PROBLEM DESCRIPTION: Reproduce exactly, with no other output, every line of the data below from the line containing "Serialize everything readable" to the end, inclusive.

★ ★ ★ ★

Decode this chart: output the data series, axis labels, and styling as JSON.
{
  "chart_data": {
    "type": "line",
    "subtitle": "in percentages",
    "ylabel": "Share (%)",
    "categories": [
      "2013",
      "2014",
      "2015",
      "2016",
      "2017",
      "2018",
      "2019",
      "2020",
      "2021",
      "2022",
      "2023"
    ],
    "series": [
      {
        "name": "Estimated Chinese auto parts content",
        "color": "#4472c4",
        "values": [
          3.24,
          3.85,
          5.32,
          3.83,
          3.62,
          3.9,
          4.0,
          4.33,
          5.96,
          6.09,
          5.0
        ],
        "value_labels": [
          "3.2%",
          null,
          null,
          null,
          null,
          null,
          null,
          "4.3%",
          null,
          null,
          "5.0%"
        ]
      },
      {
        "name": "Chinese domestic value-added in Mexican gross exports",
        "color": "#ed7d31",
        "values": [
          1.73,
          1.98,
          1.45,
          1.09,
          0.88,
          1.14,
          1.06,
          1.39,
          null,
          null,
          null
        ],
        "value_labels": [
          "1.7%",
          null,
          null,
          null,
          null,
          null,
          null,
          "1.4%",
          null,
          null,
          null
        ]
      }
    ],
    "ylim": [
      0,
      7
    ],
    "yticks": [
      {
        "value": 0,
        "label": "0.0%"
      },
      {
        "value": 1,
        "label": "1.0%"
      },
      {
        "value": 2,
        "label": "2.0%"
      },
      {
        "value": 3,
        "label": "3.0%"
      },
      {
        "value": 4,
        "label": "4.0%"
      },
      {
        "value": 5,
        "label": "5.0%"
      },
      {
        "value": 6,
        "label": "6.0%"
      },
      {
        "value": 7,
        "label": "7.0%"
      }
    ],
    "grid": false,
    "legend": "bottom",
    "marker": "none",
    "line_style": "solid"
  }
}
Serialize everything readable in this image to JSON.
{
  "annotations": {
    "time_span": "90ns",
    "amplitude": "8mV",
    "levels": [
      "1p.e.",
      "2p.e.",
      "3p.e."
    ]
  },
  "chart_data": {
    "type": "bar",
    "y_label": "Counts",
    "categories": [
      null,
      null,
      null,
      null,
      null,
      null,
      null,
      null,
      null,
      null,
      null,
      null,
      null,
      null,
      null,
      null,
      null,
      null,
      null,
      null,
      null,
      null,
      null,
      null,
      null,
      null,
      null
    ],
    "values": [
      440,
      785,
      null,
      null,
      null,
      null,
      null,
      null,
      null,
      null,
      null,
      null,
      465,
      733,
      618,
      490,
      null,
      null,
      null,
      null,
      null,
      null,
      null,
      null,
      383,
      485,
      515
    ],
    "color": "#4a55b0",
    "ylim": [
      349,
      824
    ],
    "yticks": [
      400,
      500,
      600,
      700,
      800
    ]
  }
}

★ ★ ★ ★

RESULT FOR THIS EXERCISE:
Serialize everything readable in this image to JSON.
{
  "annotations": {
    "time_span": "90ns",
    "amplitude": "8mV",
    "levels": [
      "1p.e.",
      "2p.e.",
      "3p.e."
    ]
  },
  "chart_data": {
    "type": "bar",
    "y_label": "Counts",
    "categories": [
      null,
      null,
      null,
      null,
      null,
      null,
      null,
      null,
      null,
      null,
      null,
      null,
      null,
      null,
      null,
      null,
      null,
      null,
      null,
      null,
      null,
      null,
      null,
      null,
      null,
      null,
      null
    ],
    "values": [
      440,
      785,
      null,
      null,
      null,
      null,
      null,
      null,
      null,
      null,
      null,
      null,
      465,
      733,
      618,
      490,
      null,
      null,
      null,
      null,
      null,
      null,
      null,
      null,
      383,
      485,
      515
    ],
    "color": "#4a55b0",
    "ylim": [
      349,
      824
    ],
    "yticks": [
      400,
      500,
      600,
      700,
      800
    ]
  }
}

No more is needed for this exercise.